— Start of Records supplied —

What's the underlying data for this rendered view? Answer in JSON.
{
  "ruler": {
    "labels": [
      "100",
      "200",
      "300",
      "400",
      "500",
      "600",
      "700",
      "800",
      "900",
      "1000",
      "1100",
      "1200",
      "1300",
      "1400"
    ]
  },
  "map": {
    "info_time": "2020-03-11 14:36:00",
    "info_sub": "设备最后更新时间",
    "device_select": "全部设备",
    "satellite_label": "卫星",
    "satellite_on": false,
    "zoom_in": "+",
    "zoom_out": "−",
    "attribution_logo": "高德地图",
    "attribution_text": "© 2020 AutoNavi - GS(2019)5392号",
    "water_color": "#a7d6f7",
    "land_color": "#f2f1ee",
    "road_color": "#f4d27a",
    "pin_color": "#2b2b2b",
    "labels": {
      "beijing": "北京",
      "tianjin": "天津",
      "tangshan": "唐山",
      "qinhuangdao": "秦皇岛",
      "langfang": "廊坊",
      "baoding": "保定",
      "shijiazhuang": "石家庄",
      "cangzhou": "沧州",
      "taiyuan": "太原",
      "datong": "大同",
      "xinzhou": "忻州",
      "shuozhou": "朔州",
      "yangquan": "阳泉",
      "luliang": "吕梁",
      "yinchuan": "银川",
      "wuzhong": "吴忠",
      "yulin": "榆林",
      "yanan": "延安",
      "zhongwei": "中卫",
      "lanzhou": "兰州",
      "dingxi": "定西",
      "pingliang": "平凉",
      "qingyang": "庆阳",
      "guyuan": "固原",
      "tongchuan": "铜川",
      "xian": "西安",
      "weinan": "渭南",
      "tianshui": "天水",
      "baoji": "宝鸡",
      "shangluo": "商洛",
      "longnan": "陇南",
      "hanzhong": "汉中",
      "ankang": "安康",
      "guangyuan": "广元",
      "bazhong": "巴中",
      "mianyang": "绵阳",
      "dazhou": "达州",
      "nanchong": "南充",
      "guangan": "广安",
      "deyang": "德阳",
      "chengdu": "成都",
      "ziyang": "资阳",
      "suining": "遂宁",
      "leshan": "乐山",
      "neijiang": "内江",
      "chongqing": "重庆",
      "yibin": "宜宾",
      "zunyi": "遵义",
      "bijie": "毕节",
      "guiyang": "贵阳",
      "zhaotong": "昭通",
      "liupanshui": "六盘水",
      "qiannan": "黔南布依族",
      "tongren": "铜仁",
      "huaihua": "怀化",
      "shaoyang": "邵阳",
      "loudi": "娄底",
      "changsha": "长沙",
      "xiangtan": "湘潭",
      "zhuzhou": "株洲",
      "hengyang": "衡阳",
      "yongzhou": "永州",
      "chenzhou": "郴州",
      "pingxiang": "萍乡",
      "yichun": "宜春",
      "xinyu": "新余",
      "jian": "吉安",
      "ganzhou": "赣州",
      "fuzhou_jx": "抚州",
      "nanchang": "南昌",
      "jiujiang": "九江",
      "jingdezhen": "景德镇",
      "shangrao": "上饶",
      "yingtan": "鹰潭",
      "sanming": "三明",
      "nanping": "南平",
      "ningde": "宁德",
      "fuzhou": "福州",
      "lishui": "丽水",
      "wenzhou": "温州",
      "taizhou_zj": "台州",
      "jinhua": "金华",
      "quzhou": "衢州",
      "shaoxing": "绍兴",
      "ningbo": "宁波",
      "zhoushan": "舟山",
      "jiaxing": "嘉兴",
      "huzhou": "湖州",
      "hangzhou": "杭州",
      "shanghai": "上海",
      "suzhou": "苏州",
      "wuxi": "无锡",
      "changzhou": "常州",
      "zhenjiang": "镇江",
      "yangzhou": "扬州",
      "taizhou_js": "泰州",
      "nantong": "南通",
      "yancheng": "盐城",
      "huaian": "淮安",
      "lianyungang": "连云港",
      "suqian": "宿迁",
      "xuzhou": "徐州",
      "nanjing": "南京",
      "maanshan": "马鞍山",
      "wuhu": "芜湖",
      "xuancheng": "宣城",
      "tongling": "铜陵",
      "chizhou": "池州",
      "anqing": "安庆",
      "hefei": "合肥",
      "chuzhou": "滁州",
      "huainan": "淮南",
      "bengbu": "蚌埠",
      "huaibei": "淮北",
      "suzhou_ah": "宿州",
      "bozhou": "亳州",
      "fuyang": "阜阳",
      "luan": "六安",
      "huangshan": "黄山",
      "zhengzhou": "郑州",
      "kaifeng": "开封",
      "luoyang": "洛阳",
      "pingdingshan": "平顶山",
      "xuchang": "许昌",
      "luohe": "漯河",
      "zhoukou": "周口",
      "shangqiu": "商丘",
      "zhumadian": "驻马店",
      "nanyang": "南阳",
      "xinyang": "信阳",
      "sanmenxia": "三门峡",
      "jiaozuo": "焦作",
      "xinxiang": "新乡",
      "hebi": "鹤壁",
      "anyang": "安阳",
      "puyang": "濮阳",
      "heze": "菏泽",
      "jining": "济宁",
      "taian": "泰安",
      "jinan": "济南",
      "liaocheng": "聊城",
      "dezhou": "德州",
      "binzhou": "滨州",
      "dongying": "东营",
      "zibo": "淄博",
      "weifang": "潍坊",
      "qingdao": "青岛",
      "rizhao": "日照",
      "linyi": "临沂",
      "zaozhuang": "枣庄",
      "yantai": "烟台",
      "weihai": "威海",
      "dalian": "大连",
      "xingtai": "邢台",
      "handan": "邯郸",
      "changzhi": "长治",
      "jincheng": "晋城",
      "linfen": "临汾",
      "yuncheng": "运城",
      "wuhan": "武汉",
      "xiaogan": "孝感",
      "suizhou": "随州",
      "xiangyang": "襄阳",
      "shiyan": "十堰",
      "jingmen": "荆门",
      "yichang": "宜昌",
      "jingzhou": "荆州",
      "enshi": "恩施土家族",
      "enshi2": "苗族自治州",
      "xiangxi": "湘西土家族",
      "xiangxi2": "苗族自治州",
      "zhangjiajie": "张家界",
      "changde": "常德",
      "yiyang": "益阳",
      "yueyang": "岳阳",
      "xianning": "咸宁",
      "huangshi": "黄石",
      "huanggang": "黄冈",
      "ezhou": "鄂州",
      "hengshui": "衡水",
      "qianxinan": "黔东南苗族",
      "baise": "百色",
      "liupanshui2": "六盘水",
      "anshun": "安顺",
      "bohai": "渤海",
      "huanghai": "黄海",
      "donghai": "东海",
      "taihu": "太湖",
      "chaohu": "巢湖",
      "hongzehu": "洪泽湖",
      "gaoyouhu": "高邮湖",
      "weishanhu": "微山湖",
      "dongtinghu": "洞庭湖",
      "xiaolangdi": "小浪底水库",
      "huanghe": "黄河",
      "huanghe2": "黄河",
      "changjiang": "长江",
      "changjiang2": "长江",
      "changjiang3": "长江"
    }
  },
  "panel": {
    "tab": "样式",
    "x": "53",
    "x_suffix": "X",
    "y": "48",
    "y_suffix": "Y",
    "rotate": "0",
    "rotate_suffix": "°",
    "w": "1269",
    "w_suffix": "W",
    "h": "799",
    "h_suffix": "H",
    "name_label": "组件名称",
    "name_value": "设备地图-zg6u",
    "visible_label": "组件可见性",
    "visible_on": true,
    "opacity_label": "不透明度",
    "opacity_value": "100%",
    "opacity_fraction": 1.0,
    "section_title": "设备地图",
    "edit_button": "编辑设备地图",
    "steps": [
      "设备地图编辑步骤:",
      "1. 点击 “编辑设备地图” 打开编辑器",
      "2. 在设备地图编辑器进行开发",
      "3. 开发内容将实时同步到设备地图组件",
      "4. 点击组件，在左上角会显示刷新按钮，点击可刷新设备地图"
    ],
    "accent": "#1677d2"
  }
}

— End of Records supplied —

- **Directions for this task**: Extract each record, keeping it identical to the original.

- **Result for this exercise**:
What's the underlying data for this rendered view? Answer in JSON.
{
  "ruler": {
    "labels": [
      "100",
      "200",
      "300",
      "400",
      "500",
      "600",
      "700",
      "800",
      "900",
      "1000",
      "1100",
      "1200",
      "1300",
      "1400"
    ]
  },
  "map": {
    "info_time": "2020-03-11 14:36:00",
    "info_sub": "设备最后更新时间",
    "device_select": "全部设备",
    "satellite_label": "卫星",
    "satellite_on": false,
    "zoom_in": "+",
    "zoom_out": "−",
    "attribution_logo": "高德地图",
    "attribution_text": "© 2020 AutoNavi - GS(2019)5392号",
    "water_color": "#a7d6f7",
    "land_color": "#f2f1ee",
    "road_color": "#f4d27a",
    "pin_color": "#2b2b2b",
    "labels": {
      "beijing": "北京",
      "tianjin": "天津",
      "tangshan": "唐山",
      "qinhuangdao": "秦皇岛",
      "langfang": "廊坊",
      "baoding": "保定",
      "shijiazhuang": "石家庄",
      "cangzhou": "沧州",
      "taiyuan": "太原",
      "datong": "大同",
      "xinzhou": "忻州",
      "shuozhou": "朔州",
      "yangquan": "阳泉",
      "luliang": "吕梁",
      "yinchuan": "银川",
      "wuzhong": "吴忠",
      "yulin": "榆林",
      "yanan": "延安",
      "zhongwei": "中卫",
      "lanzhou": "兰州",
      "dingxi": "定西",
      "pingliang": "平凉",
      "qingyang": "庆阳",
      "guyuan": "固原",
      "tongchuan": "铜川",
      "xian": "西安",
      "weinan": "渭南",
      "tianshui": "天水",
      "baoji": "宝鸡",
      "shangluo": "商洛",
      "longnan": "陇南",
      "hanzhong": "汉中",
      "ankang": "安康",
      "guangyuan": "广元",
      "bazhong": "巴中",
      "mianyang": "绵阳",
      "dazhou": "达州",
      "nanchong": "南充",
      "guangan": "广安",
      "deyang": "德阳",
      "chengdu": "成都",
      "ziyang": "资阳",
      "suining": "遂宁",
      "leshan": "乐山",
      "neijiang": "内江",
      "chongqing": "重庆",
      "yibin": "宜宾",
      "zunyi": "遵义",
      "bijie": "毕节",
      "guiyang": "贵阳",
      "zhaotong": "昭通",
      "liupanshui": "六盘水",
      "qiannan": "黔南布依族",
      "tongren": "铜仁",
      "huaihua": "怀化",
      "shaoyang": "邵阳",
      "loudi": "娄底",
      "changsha": "长沙",
      "xiangtan": "湘潭",
      "zhuzhou": "株洲",
      "hengyang": "衡阳",
      "yongzhou": "永州",
      "chenzhou": "郴州",
      "pingxiang": "萍乡",
      "yichun": "宜春",
      "xinyu": "新余",
      "jian": "吉安",
      "ganzhou": "赣州",
      "fuzhou_jx": "抚州",
      "nanchang": "南昌",
      "jiujiang": "九江",
      "jingdezhen": "景德镇",
      "shangrao": "上饶",
      "yingtan": "鹰潭",
      "sanming": "三明",
      "nanping": "南平",
      "ningde": "宁德",
      "fuzhou": "福州",
      "lishui": "丽水",
      "wenzhou": "温州",
      "taizhou_zj": "台州",
      "jinhua": "金华",
      "quzhou": "衢州",
      "shaoxing": "绍兴",
      "ningbo": "宁波",
      "zhoushan": "舟山",
      "jiaxing": "嘉兴",
      "huzhou": "湖州",
      "hangzhou": "杭州",
      "shanghai": "上海",
      "suzhou": "苏州",
      "wuxi": "无锡",
      "changzhou": "常州",
      "zhenjiang": "镇江",
      "yangzhou": "扬州",
      "taizhou_js": "泰州",
      "nantong": "南通",
      "yancheng": "盐城",
      "huaian": "淮安",
      "lianyungang": "连云港",
      "suqian": "宿迁",
      "xuzhou": "徐州",
      "nanjing": "南京",
      "maanshan": "马鞍山",
      "wuhu": "芜湖",
      "xuancheng": "宣城",
      "tongling": "铜陵",
      "chizhou": "池州",
      "anqing": "安庆",
      "hefei": "合肥",
      "chuzhou": "滁州",
      "huainan": "淮南",
      "bengbu": "蚌埠",
      "huaibei": "淮北",
      "suzhou_ah": "宿州",
      "bozhou": "亳州",
      "fuyang": "阜阳",
      "luan": "六安",
      "huangshan": "黄山",
      "zhengzhou": "郑州",
      "kaifeng": "开封",
      "luoyang": "洛阳",
      "pingdingshan": "平顶山",
      "xuchang": "许昌",
      "luohe": "漯河",
      "zhoukou": "周口",
      "shangqiu": "商丘",
      "zhumadian": "驻马店",
      "nanyang": "南阳",
      "xinyang": "信阳",
      "sanmenxia": "三门峡",
      "jiaozuo": "焦作",
      "xinxiang": "新乡",
      "hebi": "鹤壁",
      "anyang": "安阳",
      "puyang": "濮阳",
      "heze": "菏泽",
      "jining": "济宁",
      "taian": "泰安",
      "jinan": "济南",
      "liaocheng": "聊城",
      "dezhou": "德州",
      "binzhou": "滨州",
      "dongying": "东营",
      "zibo": "淄博",
      "weifang": "潍坊",
      "qingdao": "青岛",
      "rizhao": "日照",
      "linyi": "临沂",
      "zaozhuang": "枣庄",
      "yantai": "烟台",
      "weihai": "威海",
      "dalian": "大连",
      "xingtai": "邢台",
      "handan": "邯郸",
      "changzhi": "长治",
      "jincheng": "晋城",
      "linfen": "临汾",
      "yuncheng": "运城",
      "wuhan": "武汉",
      "xiaogan": "孝感",
      "suizhou": "随州",
      "xiangyang": "襄阳",
      "shiyan": "十堰",
      "jingmen": "荆门",
      "yichang": "宜昌",
      "jingzhou": "荆州",
      "enshi": "恩施土家族",
      "enshi2": "苗族自治州",
      "xiangxi": "湘西土家族",
      "xiangxi2": "苗族自治州",
      "zhangjiajie": "张家界",
      "changde": "常德",
      "yiyang": "益阳",
      "yueyang": "岳阳",
      "xianning": "咸宁",
      "huangshi": "黄石",
      "huanggang": "黄冈",
      "ezhou": "鄂州",
      "hengshui": "衡水",
      "qianxinan": "黔东南苗族",
      "baise": "百色",
      "liupanshui2": "六盘水",
      "anshun": "安顺",
      "bohai": "渤海",
      "huanghai": "黄海",
      "donghai": "东海",
      "taihu": "太湖",
      "chaohu": "巢湖",
      "hongzehu": "洪泽湖",
      "gaoyouhu": "高邮湖",
      "weishanhu": "微山湖",
      "dongtinghu": "洞庭湖",
      "xiaolangdi": "小浪底水库",
      "huanghe": "黄河",
      "huanghe2": "黄河",
      "changjiang": "长江",
      "changjiang2": "长江",
      "changjiang3": "长江"
    }
  },
  "panel": {
    "tab": "样式",
    "x": "53",
    "x_suffix": "X",
    "y": "48",
    "y_suffix": "Y",
    "rotate": "0",
    "rotate_suffix": "°",
    "w": "1269",
    "w_suffix": "W",
    "h": "799",
    "h_suffix": "H",
    "name_label": "组件名称",
    "name_value": "设备地图-zg6u",
    "visible_label": "组件可见性",
    "visible_on": true,
    "opacity_label": "不透明度",
    "opacity_value": "100%",
    "opacity_fraction": 1.0,
    "section_title": "设备地图",
    "edit_button": "编辑设备地图",
    "steps": [
      "设备地图编辑步骤:",
      "1. 点击 “编辑设备地图” 打开编辑器",
      "2. 在设备地图编辑器进行开发",
      "3. 开发内容将实时同步到设备地图组件",
      "4. 点击组件，在左上角会显示刷新按钮，点击可刷新设备地图"
    ],
    "accent": "#1677d2"
  }
}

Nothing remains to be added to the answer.